## Problem
Starting from the line containing "OCR this image.", write out every remaining line exactly, the last one included.

Extracted records
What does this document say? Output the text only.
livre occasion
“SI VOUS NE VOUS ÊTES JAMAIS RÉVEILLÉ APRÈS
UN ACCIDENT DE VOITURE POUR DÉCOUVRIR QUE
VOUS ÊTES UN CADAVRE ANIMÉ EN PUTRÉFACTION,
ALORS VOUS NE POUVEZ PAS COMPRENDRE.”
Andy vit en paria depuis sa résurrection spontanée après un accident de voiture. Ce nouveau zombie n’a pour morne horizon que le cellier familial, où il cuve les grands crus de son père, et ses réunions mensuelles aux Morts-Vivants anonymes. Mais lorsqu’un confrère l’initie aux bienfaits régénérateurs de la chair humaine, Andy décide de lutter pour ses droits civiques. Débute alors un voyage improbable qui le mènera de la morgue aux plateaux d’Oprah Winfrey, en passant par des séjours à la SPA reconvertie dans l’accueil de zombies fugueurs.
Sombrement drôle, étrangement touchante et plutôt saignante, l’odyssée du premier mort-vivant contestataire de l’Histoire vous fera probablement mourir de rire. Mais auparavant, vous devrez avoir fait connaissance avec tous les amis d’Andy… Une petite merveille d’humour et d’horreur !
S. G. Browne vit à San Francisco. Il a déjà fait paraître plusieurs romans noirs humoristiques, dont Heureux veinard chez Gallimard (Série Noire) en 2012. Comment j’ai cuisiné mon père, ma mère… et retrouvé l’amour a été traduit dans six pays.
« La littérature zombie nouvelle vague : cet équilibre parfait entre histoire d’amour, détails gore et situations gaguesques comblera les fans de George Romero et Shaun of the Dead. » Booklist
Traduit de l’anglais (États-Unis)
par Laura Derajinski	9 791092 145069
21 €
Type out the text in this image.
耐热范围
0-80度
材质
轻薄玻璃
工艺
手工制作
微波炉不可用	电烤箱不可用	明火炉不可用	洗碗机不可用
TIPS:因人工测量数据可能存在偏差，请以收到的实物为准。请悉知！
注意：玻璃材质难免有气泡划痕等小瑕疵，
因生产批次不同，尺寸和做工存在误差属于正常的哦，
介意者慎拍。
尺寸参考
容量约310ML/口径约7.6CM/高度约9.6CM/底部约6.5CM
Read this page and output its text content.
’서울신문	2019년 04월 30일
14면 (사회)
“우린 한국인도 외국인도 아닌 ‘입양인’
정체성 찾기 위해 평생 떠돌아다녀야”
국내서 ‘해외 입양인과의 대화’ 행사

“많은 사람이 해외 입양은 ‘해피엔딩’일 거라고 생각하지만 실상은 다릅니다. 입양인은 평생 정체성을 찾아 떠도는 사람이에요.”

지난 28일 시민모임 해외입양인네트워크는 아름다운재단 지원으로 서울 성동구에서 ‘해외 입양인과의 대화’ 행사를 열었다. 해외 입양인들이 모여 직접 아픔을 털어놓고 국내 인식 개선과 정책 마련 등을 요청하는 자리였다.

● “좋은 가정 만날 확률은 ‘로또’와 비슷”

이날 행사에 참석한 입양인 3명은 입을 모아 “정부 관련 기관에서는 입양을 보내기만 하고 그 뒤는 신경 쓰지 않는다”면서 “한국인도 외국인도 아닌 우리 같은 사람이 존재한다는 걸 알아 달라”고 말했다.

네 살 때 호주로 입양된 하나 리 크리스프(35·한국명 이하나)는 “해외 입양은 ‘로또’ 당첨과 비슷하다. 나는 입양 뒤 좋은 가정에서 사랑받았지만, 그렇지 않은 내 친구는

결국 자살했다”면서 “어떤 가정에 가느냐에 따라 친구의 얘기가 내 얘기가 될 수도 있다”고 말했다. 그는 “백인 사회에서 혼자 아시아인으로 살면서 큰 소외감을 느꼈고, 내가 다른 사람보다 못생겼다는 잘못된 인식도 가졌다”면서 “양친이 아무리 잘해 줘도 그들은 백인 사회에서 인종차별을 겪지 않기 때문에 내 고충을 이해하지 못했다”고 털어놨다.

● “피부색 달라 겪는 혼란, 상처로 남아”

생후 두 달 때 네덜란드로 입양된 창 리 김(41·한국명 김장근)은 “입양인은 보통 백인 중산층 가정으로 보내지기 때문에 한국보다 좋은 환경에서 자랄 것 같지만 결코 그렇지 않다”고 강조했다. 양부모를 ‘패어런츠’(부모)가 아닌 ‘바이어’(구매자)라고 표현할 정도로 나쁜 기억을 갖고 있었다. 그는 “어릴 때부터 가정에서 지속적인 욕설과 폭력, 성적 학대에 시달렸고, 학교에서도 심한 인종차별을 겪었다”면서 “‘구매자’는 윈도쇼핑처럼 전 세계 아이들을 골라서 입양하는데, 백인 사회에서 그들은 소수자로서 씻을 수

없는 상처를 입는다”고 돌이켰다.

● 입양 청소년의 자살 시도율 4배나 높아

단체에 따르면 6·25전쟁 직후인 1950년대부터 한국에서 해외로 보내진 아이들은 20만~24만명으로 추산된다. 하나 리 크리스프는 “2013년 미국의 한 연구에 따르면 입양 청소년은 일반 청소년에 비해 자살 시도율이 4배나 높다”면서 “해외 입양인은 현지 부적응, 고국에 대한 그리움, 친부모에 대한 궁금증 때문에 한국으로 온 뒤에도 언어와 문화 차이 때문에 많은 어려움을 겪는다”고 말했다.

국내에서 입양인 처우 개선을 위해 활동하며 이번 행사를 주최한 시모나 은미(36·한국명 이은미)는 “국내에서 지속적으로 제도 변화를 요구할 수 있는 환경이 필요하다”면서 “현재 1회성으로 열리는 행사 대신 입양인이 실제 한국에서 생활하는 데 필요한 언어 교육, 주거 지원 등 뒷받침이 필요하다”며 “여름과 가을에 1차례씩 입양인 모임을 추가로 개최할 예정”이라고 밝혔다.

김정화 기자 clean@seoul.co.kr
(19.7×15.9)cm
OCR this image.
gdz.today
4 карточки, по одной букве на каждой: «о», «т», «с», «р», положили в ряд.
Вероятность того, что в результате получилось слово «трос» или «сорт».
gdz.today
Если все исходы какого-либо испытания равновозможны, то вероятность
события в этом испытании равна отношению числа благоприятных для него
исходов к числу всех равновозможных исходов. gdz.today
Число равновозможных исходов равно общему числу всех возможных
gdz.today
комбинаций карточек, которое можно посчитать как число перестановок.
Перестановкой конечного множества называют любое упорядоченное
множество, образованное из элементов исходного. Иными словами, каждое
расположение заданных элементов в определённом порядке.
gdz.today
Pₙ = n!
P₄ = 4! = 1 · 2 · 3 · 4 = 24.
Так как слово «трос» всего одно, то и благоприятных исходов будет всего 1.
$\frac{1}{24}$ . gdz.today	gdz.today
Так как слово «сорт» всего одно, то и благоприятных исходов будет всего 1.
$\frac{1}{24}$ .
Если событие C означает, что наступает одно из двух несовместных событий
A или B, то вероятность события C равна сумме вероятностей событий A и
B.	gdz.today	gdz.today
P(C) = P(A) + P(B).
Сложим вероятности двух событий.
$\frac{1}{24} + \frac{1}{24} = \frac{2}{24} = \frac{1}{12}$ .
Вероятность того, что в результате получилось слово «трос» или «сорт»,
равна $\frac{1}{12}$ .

## Correct output
OCR this image.
gdz.today
4 карточки, по одной букве на каждой: «о», «т», «с», «р», положили в ряд.
Вероятность того, что в результате получилось слово «трос» или «сорт».
gdz.today
Если все исходы какого-либо испытания равновозможны, то вероятность
события в этом испытании равна отношению числа благоприятных для него
исходов к числу всех равновозможных исходов. gdz.today
Число равновозможных исходов равно общему числу всех возможных
gdz.today
комбинаций карточек, которое можно посчитать как число перестановок.
Перестановкой конечного множества называют любое упорядоченное
множество, образованное из элементов исходного. Иными словами, каждое
расположение заданных элементов в определённом порядке.
gdz.today
Pₙ = n!
P₄ = 4! = 1 · 2 · 3 · 4 = 24.
Так как слово «трос» всего одно, то и благоприятных исходов будет всего 1.
$\frac{1}{24}$ . gdz.today	gdz.today
Так как слово «сорт» всего одно, то и благоприятных исходов будет всего 1.
$\frac{1}{24}$ .
Если событие C означает, что наступает одно из двух несовместных событий
A или B, то вероятность события C равна сумме вероятностей событий A и
B.	gdz.today	gdz.today
P(C) = P(A) + P(B).
Сложим вероятности двух событий.
$\frac{1}{24} + \frac{1}{24} = \frac{2}{24} = \frac{1}{12}$ .
Вероятность того, что в результате получилось слово «трос» или «сорт»,
равна $\frac{1}{12}$ .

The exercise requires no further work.